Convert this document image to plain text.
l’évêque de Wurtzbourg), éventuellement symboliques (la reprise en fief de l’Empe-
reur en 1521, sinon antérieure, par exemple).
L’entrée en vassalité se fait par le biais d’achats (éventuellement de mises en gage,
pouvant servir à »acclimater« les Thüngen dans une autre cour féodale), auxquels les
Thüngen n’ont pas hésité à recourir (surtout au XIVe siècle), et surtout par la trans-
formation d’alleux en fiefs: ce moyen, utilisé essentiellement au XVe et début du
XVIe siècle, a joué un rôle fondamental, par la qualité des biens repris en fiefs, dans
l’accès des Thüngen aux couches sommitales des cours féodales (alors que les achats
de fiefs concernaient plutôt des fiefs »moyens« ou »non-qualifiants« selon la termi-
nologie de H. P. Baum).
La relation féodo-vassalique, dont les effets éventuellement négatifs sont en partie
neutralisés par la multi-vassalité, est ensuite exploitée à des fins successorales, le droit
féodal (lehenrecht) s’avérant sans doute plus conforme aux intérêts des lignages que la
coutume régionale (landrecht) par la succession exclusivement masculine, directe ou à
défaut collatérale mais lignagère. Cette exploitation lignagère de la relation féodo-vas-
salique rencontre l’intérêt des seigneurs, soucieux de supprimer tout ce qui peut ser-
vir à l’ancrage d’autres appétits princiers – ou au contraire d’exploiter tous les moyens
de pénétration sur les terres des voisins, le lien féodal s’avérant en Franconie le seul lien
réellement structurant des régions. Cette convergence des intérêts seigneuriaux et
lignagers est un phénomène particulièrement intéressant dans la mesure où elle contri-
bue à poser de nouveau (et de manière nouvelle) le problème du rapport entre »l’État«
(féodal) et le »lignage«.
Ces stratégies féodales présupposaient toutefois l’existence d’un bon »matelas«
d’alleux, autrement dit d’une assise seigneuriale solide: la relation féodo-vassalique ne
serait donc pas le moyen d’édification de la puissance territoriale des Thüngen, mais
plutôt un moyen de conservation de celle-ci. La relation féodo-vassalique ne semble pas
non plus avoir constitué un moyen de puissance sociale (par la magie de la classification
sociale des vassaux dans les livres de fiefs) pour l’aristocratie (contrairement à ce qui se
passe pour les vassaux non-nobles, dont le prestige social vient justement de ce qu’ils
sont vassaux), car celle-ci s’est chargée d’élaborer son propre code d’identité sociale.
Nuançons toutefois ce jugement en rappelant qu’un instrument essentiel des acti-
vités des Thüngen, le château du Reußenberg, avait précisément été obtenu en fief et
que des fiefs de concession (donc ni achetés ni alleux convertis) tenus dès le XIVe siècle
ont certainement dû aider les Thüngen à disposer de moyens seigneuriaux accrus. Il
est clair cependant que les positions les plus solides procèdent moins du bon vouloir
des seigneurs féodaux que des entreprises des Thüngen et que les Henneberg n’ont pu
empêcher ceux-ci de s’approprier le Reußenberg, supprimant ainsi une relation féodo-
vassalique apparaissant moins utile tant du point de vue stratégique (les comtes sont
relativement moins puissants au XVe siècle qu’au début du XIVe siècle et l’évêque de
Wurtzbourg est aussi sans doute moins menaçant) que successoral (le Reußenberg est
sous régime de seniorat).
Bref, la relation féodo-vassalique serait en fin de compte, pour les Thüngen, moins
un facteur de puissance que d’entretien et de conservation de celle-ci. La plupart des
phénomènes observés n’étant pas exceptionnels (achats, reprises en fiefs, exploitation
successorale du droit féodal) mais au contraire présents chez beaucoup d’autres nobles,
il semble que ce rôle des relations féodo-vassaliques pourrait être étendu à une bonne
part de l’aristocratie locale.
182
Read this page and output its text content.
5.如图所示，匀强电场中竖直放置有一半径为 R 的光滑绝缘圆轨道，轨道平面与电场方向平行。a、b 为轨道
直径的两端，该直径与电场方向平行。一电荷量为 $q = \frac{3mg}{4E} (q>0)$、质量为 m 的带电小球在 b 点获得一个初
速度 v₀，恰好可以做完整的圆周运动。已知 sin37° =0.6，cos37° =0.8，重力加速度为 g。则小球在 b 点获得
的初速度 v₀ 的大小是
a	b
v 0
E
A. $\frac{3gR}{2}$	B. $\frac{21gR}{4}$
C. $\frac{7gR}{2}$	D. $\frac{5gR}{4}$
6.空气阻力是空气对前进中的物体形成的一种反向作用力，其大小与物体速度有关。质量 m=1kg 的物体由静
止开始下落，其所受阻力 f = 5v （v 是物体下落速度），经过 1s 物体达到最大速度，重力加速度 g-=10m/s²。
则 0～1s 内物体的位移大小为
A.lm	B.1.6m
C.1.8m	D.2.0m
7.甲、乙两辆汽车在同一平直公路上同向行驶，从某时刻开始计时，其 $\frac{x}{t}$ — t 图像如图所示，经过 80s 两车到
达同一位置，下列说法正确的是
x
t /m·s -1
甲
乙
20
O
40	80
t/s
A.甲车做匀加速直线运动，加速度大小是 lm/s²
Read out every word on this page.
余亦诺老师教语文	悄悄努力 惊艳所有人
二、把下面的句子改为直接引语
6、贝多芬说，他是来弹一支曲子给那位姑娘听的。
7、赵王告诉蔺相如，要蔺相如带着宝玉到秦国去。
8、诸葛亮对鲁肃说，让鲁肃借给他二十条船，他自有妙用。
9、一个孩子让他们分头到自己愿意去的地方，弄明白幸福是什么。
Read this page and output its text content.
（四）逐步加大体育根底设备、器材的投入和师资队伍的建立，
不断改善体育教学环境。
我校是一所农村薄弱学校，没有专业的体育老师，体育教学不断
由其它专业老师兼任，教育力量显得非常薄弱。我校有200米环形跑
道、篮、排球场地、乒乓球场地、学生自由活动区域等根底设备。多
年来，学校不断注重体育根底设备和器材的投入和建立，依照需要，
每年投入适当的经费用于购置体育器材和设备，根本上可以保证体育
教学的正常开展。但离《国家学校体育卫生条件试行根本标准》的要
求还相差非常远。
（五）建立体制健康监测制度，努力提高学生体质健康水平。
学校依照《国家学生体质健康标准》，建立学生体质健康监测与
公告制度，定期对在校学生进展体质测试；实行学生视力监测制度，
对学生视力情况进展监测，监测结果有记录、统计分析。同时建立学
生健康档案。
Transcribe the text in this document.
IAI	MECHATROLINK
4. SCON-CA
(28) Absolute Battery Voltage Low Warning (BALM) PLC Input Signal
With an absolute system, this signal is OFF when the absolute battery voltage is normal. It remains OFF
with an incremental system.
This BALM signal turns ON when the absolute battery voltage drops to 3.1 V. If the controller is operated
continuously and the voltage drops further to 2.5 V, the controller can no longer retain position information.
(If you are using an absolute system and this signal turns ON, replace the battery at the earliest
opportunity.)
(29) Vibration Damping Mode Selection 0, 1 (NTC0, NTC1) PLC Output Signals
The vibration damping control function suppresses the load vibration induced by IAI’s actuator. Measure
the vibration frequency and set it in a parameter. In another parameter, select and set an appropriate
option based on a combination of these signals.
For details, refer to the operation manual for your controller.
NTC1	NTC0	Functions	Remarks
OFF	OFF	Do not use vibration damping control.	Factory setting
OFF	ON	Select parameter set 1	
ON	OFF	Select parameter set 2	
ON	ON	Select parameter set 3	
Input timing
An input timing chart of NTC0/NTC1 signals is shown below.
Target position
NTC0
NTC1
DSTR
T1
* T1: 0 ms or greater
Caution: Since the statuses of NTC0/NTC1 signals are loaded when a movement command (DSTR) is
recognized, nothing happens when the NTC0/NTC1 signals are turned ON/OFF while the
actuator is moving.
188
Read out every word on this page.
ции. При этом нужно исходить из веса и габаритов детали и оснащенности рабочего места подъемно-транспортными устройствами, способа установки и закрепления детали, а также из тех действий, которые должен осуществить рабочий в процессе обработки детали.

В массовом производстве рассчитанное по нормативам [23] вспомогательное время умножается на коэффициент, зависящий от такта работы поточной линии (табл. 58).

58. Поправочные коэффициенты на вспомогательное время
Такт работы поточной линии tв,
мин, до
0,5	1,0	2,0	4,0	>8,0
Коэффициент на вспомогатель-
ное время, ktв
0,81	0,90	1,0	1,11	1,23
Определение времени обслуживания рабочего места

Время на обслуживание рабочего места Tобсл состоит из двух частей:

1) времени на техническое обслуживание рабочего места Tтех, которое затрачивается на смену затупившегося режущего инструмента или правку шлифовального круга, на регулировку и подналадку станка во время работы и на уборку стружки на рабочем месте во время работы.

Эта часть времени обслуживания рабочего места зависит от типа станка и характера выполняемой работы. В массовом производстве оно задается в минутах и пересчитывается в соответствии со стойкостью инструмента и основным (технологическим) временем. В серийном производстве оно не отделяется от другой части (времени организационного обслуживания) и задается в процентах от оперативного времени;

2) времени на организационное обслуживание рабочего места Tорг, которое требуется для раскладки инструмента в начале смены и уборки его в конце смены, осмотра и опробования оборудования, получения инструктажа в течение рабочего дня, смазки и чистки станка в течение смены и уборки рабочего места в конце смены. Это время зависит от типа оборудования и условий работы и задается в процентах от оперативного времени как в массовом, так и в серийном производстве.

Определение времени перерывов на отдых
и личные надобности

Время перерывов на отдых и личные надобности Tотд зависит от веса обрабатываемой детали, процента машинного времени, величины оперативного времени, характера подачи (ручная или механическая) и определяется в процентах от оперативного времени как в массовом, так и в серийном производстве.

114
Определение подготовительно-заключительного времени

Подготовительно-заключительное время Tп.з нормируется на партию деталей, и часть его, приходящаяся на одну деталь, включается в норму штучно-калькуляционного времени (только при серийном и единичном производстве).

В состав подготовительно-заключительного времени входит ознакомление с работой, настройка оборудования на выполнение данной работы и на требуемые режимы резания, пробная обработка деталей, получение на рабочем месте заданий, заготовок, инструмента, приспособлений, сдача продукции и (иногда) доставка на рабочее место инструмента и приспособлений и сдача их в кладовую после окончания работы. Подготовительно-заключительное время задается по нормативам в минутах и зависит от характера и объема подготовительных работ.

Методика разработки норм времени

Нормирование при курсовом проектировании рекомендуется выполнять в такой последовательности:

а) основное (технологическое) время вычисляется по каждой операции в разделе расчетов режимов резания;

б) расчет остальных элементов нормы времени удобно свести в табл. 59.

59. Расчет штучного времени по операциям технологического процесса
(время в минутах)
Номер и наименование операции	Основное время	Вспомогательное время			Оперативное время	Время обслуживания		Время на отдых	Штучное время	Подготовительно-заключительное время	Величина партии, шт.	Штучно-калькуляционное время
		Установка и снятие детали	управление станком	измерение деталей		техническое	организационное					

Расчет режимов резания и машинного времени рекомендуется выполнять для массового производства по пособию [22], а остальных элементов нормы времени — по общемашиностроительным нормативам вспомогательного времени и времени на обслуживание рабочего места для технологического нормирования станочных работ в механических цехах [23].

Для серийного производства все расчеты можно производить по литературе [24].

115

• **Task**
Select the lines that carry the string "техническое" and copy them.

• **Correct result**
1) времени на техническое обслуживание рабочего места Tтех, которое затрачивается на смену затупившегося режущего инструмента или правку шлифовального круга, на регулировку и подналадку станка во время работы и на уборку стружки на рабочем месте во время работы.
		Установка и снятие детали	управление станком	измерение деталей		техническое	организационное					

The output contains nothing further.